=== Written problem ===
Your task is to print all of the material verbatim.
=== Input for this task ===
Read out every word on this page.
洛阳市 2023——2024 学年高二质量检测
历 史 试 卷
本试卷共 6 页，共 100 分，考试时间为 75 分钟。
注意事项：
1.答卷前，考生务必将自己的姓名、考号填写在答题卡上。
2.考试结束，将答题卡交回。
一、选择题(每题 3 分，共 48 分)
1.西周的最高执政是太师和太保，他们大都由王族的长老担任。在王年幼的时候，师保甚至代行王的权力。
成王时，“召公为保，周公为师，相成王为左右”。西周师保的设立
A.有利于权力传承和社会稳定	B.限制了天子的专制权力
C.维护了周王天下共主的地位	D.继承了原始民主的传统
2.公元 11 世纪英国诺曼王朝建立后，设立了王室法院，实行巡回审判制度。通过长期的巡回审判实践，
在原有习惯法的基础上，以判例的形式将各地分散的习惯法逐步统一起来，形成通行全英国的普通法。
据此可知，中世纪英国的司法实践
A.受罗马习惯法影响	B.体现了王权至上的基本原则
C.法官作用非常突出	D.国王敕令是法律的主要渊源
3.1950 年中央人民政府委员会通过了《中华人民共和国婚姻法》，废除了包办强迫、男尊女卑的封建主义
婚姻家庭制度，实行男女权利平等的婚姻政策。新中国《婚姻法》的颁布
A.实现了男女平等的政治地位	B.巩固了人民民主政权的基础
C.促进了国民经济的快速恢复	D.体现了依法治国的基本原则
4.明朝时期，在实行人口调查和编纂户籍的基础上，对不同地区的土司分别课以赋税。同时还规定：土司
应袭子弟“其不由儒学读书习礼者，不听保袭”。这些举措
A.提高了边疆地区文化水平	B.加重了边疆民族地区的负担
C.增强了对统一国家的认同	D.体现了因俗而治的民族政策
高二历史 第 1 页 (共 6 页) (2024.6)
===
=== Written answer ===
Read out every word on this page.
洛阳市 2023——2024 学年高二质量检测
历 史 试 卷
本试卷共 6 页，共 100 分，考试时间为 75 分钟。
注意事项：
1.答卷前，考生务必将自己的姓名、考号填写在答题卡上。
2.考试结束，将答题卡交回。
一、选择题(每题 3 分，共 48 分)
1.西周的最高执政是太师和太保，他们大都由王族的长老担任。在王年幼的时候，师保甚至代行王的权力。
成王时，“召公为保，周公为师，相成王为左右”。西周师保的设立
A.有利于权力传承和社会稳定	B.限制了天子的专制权力
C.维护了周王天下共主的地位	D.继承了原始民主的传统
2.公元 11 世纪英国诺曼王朝建立后，设立了王室法院，实行巡回审判制度。通过长期的巡回审判实践，
在原有习惯法的基础上，以判例的形式将各地分散的习惯法逐步统一起来，形成通行全英国的普通法。
据此可知，中世纪英国的司法实践
A.受罗马习惯法影响	B.体现了王权至上的基本原则
C.法官作用非常突出	D.国王敕令是法律的主要渊源
3.1950 年中央人民政府委员会通过了《中华人民共和国婚姻法》，废除了包办强迫、男尊女卑的封建主义
婚姻家庭制度，实行男女权利平等的婚姻政策。新中国《婚姻法》的颁布
A.实现了男女平等的政治地位	B.巩固了人民民主政权的基础
C.促进了国民经济的快速恢复	D.体现了依法治国的基本原则
4.明朝时期，在实行人口调查和编纂户籍的基础上，对不同地区的土司分别课以赋税。同时还规定：土司
应袭子弟“其不由儒学读书习礼者，不听保袭”。这些举措
A.提高了边疆地区文化水平	B.加重了边疆民族地区的负担
C.增强了对统一国家的认同	D.体现了因俗而治的民族政策
高二历史 第 1 页 (共 6 页) (2024.6)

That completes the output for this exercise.